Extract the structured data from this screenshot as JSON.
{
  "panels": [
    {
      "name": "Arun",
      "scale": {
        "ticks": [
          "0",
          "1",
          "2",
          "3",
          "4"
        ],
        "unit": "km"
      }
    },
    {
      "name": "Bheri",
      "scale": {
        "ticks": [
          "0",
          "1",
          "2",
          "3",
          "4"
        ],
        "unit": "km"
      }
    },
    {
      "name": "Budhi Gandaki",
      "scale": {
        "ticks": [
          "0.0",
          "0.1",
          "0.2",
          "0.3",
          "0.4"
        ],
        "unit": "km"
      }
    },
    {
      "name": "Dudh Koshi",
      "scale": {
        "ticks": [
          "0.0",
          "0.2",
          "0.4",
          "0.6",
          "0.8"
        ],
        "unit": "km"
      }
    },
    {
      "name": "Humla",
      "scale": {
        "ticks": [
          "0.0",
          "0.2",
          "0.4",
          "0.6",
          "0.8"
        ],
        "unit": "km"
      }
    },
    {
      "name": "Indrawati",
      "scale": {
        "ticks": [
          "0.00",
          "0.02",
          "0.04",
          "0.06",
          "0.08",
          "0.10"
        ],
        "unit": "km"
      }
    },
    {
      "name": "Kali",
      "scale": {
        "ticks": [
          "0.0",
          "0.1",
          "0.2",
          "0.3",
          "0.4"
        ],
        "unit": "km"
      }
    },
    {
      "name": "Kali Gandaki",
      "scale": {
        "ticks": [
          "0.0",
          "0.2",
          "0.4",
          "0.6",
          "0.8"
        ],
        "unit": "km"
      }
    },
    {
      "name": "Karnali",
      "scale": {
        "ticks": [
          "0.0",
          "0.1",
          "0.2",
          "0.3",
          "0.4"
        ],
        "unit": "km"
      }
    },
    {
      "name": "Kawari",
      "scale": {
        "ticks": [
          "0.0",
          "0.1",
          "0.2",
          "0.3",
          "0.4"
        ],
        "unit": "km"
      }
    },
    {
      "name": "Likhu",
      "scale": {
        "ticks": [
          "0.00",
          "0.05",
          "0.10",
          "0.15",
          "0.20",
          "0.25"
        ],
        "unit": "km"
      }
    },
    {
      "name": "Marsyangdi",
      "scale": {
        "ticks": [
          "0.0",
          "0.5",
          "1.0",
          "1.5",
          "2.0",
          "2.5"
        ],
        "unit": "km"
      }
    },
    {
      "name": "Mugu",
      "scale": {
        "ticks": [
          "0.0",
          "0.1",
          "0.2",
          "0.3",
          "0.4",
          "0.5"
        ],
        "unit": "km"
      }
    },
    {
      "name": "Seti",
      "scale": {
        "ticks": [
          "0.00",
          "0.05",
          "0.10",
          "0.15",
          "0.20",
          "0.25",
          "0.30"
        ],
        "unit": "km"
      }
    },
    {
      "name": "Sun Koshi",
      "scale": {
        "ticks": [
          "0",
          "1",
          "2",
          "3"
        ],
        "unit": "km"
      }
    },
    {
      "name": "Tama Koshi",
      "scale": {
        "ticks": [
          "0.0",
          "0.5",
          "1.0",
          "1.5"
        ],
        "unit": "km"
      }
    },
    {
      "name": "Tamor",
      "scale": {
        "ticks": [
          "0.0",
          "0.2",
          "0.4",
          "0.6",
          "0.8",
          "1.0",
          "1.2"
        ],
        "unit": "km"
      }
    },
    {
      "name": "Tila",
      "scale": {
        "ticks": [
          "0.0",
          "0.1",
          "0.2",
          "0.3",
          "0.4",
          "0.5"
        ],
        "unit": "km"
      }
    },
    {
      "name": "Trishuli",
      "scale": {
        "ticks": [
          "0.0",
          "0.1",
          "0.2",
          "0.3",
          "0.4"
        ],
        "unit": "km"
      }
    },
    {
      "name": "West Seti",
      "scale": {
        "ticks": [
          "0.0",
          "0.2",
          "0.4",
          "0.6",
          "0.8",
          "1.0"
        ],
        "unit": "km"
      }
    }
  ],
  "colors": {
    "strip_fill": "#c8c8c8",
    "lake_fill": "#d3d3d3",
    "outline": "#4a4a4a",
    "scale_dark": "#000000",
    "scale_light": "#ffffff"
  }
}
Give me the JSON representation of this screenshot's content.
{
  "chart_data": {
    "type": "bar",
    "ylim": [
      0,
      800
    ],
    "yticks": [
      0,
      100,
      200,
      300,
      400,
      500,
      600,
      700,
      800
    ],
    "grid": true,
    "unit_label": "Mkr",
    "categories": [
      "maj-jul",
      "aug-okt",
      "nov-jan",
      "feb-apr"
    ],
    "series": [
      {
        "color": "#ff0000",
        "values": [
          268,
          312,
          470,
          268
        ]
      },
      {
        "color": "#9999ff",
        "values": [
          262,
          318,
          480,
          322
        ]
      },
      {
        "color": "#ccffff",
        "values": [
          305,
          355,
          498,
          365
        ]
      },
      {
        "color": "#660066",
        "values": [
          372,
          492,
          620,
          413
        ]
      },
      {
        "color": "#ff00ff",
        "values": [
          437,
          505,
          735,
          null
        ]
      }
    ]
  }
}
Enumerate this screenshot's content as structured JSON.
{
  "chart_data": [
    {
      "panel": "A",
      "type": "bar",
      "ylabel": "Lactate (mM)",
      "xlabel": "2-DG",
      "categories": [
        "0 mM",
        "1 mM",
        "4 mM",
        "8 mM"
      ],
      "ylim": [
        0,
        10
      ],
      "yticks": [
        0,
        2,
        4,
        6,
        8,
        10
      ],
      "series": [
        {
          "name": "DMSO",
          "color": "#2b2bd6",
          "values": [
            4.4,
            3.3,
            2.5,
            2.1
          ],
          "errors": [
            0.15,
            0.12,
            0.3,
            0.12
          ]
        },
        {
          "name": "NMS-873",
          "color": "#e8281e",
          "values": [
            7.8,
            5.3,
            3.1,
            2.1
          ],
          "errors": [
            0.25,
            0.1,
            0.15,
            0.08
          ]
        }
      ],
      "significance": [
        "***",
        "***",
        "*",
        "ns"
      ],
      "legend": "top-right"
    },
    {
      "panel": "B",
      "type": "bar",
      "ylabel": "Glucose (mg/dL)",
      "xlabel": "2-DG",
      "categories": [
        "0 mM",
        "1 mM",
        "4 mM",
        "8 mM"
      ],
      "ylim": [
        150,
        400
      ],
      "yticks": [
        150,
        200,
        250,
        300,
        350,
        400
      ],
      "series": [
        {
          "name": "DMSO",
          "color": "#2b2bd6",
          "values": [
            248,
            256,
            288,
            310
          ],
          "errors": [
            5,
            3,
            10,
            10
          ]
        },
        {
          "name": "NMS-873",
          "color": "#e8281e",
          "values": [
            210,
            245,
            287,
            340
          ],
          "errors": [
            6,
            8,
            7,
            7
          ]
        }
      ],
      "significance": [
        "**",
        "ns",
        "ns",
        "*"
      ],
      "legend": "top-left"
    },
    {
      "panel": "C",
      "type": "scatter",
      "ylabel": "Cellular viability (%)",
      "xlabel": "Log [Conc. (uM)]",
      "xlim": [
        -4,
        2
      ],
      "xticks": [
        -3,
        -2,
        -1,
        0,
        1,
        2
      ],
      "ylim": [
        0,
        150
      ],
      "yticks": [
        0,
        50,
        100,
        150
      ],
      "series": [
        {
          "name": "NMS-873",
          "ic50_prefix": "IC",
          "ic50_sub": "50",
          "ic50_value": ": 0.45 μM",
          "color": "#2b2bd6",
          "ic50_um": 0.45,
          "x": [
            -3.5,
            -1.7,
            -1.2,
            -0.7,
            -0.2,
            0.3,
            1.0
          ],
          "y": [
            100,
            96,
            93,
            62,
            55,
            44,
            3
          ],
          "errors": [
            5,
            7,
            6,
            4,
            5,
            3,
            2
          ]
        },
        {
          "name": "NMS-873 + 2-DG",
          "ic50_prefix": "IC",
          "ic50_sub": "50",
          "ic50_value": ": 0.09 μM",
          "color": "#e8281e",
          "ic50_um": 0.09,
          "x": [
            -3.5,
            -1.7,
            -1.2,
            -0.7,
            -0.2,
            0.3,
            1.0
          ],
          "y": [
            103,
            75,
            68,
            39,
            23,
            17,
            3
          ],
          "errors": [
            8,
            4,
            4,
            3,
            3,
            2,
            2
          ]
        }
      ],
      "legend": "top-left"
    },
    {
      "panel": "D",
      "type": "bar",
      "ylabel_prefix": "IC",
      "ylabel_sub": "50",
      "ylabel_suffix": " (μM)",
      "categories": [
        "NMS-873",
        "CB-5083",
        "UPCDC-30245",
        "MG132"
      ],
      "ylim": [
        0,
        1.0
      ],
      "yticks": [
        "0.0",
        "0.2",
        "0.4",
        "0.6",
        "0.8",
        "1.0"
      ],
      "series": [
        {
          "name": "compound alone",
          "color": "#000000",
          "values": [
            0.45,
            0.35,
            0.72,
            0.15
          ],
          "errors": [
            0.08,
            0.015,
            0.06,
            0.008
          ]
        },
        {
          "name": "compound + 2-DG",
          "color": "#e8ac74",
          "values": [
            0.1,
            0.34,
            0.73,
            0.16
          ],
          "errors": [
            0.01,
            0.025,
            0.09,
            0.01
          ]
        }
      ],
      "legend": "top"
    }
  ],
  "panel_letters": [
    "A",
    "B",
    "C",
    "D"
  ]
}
================================
§ What is needed
Filter the listing above by the word "compound"; copy each line that passes.

§ Result
          "name": "compound alone",
          "name": "compound + 2-DG",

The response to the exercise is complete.